* _What needs to be done_
Find how many lines in the material hold the word "经济贸易系", then state that number and nothing more.

* _Dataset_
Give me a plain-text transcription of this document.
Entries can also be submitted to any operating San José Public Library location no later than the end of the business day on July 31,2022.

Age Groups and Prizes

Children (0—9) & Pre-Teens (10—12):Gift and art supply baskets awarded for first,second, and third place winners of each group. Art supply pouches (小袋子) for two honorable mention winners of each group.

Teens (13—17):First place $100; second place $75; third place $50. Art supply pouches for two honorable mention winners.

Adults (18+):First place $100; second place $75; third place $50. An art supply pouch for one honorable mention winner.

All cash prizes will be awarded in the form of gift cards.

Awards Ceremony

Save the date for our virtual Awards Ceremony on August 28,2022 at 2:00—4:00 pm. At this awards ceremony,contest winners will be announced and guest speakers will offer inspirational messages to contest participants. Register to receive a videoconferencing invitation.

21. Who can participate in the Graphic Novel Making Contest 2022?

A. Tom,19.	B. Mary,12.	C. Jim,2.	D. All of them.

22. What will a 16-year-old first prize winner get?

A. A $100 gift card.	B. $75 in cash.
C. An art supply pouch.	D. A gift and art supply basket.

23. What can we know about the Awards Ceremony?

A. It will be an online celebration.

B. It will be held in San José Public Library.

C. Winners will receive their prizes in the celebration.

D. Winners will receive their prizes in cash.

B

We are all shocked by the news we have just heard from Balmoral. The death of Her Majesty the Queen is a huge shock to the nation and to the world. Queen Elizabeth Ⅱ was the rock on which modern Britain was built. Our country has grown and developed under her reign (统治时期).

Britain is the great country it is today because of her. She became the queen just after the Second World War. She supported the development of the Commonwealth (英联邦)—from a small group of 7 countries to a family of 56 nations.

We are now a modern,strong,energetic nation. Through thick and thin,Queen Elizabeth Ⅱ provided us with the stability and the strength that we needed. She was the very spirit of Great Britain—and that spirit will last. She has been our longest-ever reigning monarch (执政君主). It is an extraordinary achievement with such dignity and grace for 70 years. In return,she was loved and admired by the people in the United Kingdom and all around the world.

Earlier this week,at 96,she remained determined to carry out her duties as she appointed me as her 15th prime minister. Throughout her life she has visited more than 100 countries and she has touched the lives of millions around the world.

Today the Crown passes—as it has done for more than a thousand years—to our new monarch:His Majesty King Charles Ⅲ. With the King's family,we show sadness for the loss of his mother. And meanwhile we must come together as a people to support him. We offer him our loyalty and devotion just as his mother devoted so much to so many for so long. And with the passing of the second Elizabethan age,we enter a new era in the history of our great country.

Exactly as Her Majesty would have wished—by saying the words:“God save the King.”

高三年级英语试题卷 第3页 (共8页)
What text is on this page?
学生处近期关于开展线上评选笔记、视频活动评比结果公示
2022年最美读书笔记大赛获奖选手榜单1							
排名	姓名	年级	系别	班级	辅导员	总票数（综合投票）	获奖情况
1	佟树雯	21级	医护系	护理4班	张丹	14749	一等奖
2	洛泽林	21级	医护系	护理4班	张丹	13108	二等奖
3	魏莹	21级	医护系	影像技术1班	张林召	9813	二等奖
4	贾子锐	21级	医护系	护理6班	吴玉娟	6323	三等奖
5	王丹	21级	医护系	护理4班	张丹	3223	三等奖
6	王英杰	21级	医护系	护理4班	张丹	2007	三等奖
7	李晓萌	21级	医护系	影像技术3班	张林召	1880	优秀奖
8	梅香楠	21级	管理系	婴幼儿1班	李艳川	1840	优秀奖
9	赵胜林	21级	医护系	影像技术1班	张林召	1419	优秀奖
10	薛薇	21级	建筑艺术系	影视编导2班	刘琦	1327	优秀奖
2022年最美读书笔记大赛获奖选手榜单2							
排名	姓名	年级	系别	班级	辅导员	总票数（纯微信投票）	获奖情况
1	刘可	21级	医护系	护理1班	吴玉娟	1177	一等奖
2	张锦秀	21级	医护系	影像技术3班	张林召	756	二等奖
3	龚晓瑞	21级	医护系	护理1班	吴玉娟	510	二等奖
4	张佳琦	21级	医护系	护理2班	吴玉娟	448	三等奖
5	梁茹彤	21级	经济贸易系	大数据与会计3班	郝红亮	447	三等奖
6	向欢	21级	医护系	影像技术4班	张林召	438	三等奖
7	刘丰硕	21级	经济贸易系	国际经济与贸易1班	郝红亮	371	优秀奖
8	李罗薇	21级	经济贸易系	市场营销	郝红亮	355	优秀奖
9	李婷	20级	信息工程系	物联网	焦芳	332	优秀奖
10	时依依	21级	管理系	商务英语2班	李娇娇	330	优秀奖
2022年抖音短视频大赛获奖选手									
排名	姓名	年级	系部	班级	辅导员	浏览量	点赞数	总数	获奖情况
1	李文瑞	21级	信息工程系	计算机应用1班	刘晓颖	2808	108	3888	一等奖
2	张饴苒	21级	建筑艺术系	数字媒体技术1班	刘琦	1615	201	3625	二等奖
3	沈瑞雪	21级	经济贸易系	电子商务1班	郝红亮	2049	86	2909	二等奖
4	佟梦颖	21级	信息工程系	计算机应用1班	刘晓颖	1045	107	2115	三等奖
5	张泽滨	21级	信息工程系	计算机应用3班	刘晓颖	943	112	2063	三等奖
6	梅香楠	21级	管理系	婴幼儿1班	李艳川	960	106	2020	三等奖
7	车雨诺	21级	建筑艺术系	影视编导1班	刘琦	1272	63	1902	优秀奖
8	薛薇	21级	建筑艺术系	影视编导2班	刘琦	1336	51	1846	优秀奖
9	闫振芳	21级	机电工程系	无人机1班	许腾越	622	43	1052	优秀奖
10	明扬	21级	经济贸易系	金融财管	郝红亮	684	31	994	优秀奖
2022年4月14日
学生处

* _Response_
5